-- START OF LISTING --
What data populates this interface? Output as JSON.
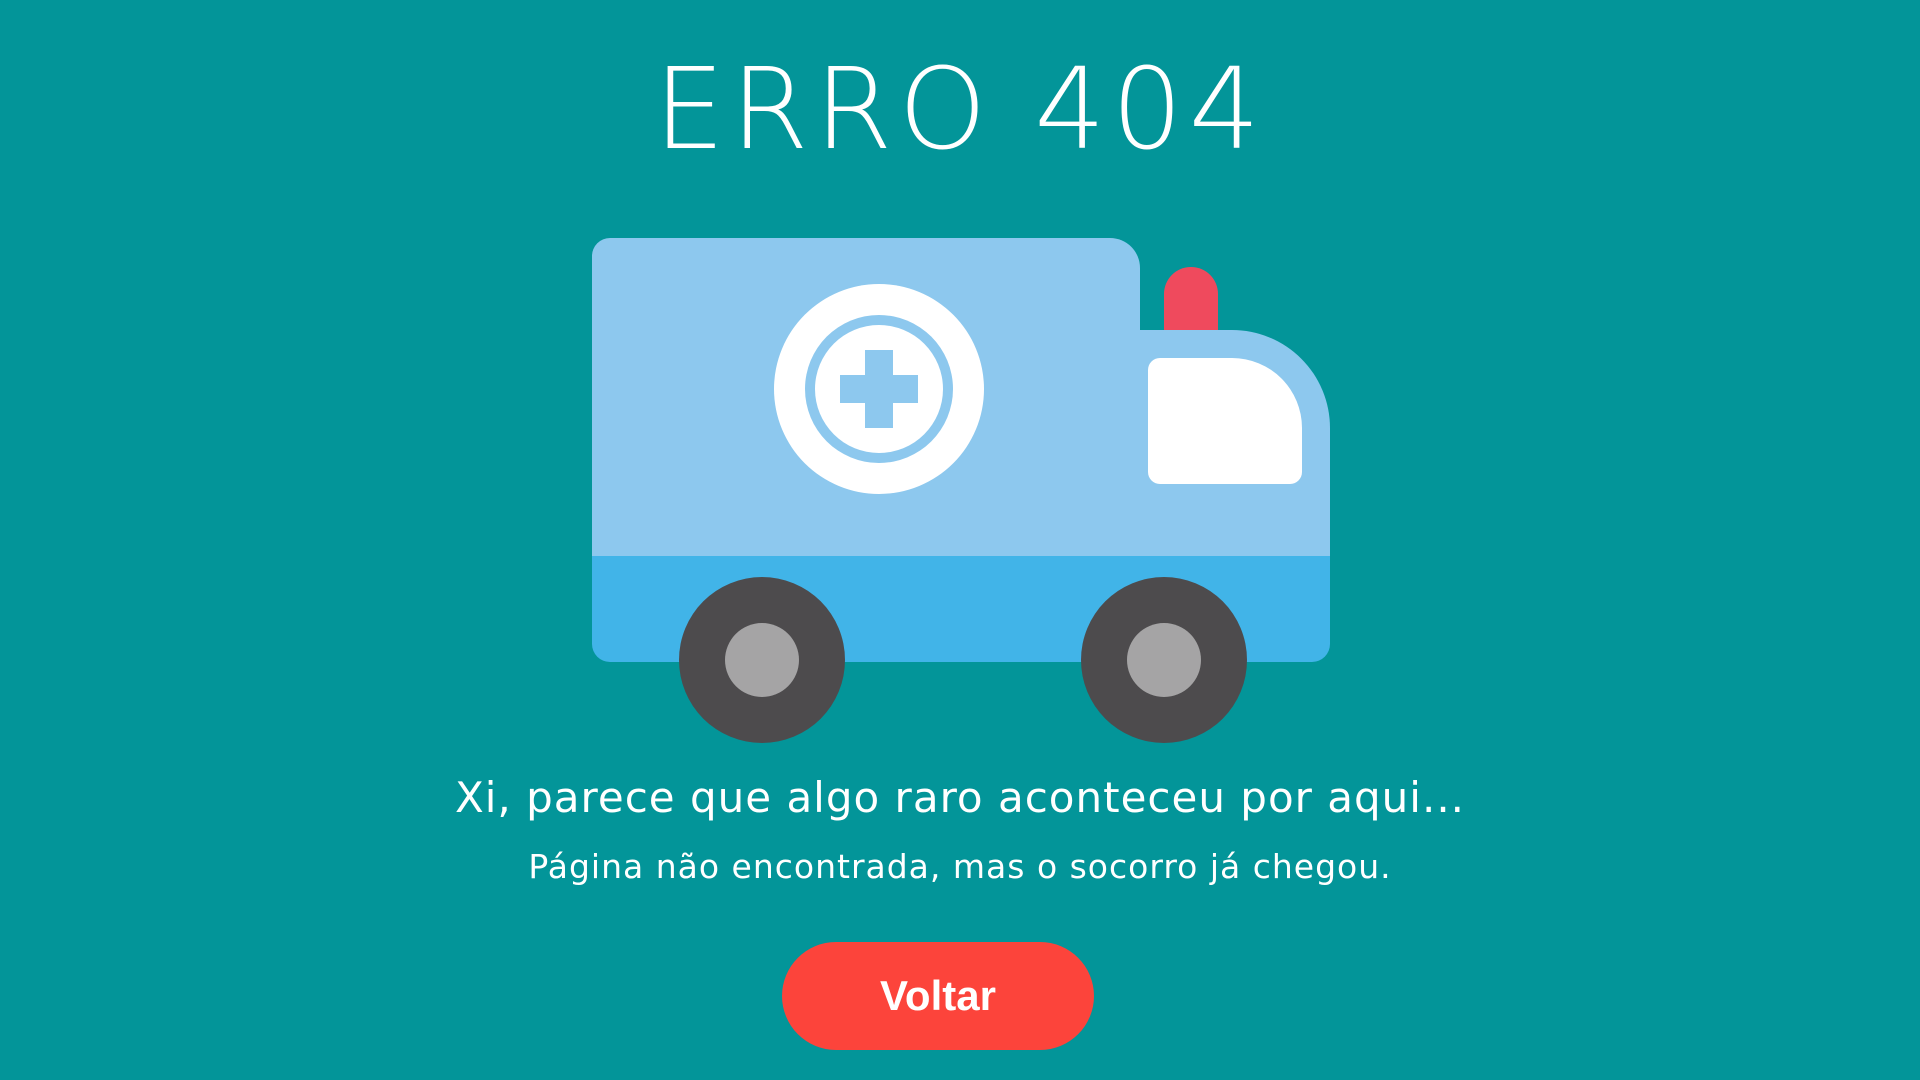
{
  "title": "ERRO 404",
  "message": {
    "headline": "Xi, parece que algo raro aconteceu por aqui...",
    "subline": "Página não encontrada, mas o socorro já chegou."
  },
  "actions": {
    "back_label": "Voltar"
  },
  "illustration": {
    "icon": "ambulance-icon",
    "colors": {
      "background": "#039599",
      "body_top": "#8dc8ee",
      "body_bottom": "#41b4e8",
      "window": "#ffffff",
      "siren": "#ef4a5d",
      "tire": "#4d4b4d",
      "hubcap": "#a5a4a5"
    }
  },
  "colors": {
    "background": "#039599",
    "button": "#fc443b",
    "text": "#ffffff"
  }
}
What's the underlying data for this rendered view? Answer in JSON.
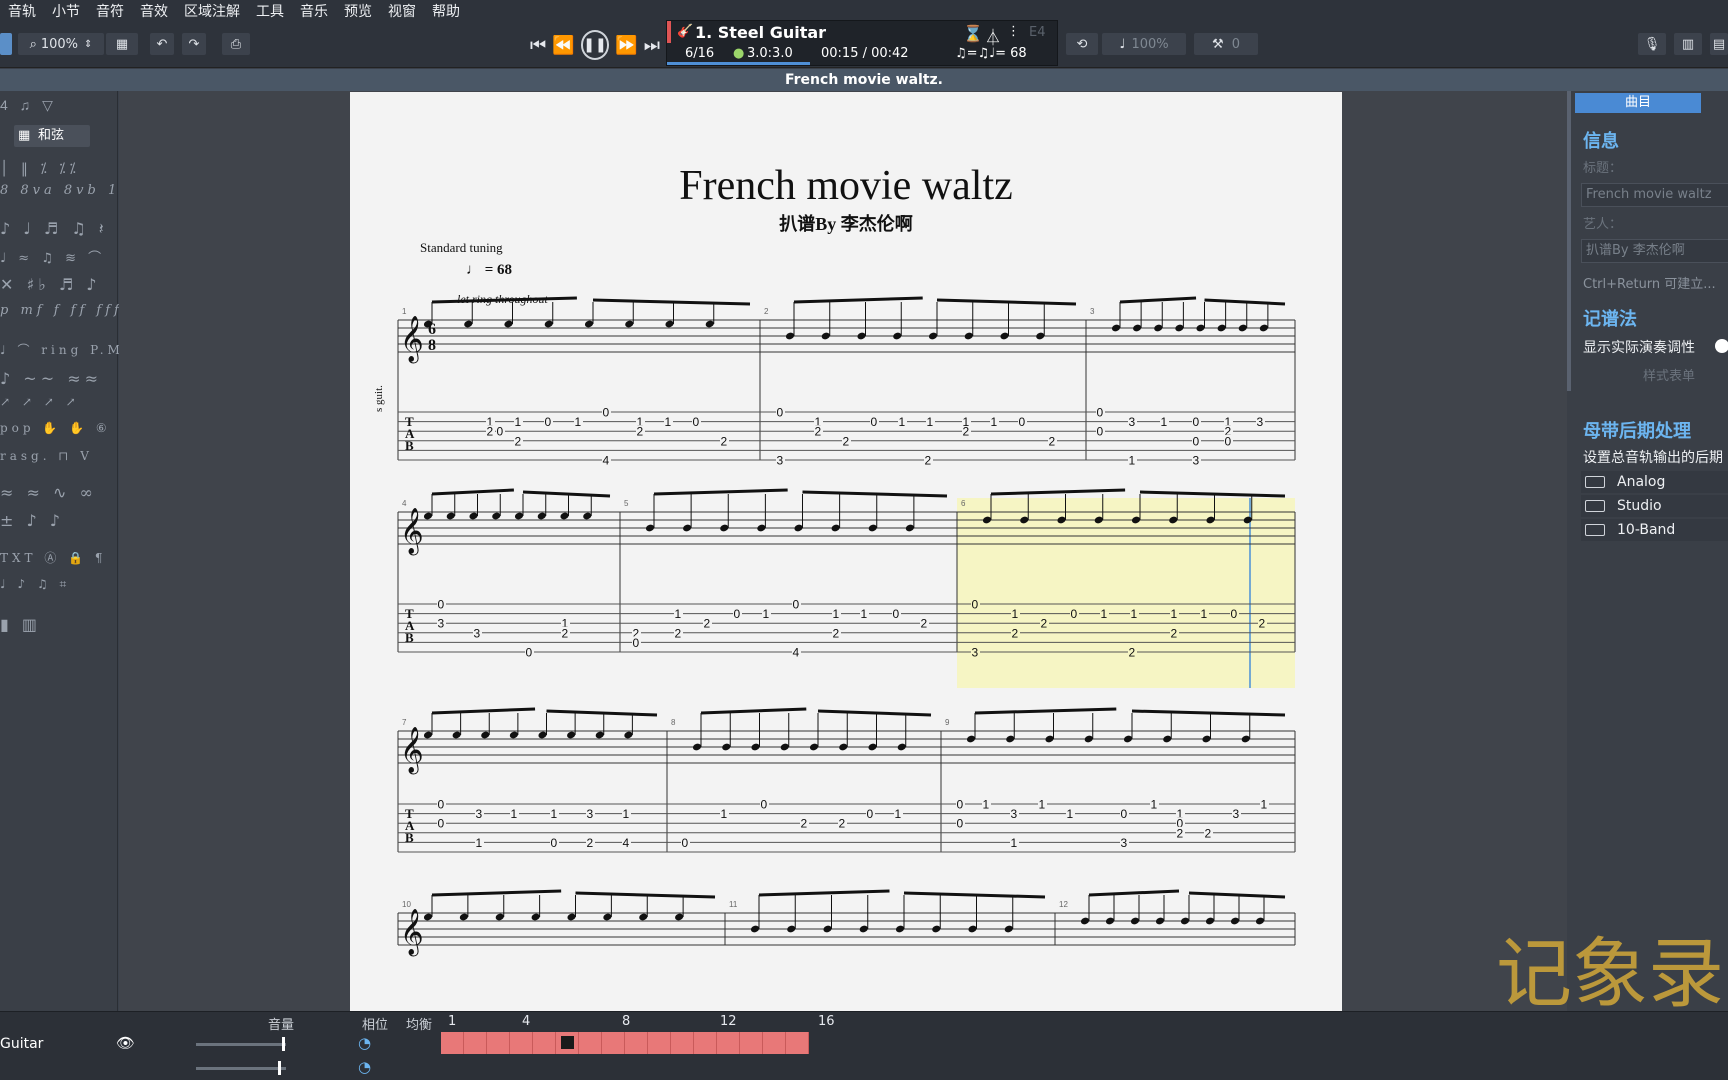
-- END OF LISTING --
• **GIVEN TASK**:
Copy the records word for word, leaving no picture in the copy.

• **RESPONSE TO THIS TASK**:
What data populates this interface? Output as JSON.
{
  "title": "ERRO 404",
  "message": {
    "headline": "Xi, parece que algo raro aconteceu por aqui...",
    "subline": "Página não encontrada, mas o socorro já chegou."
  },
  "actions": {
    "back_label": "Voltar"
  },
  "illustration": {
    "icon": "ambulance-icon",
    "colors": {
      "background": "#039599",
      "body_top": "#8dc8ee",
      "body_bottom": "#41b4e8",
      "window": "#ffffff",
      "siren": "#ef4a5d",
      "tire": "#4d4b4d",
      "hubcap": "#a5a4a5"
    }
  },
  "colors": {
    "background": "#039599",
    "button": "#fc443b",
    "text": "#ffffff"
  }
}
What's the underlying data for this rendered view? Answer in JSON.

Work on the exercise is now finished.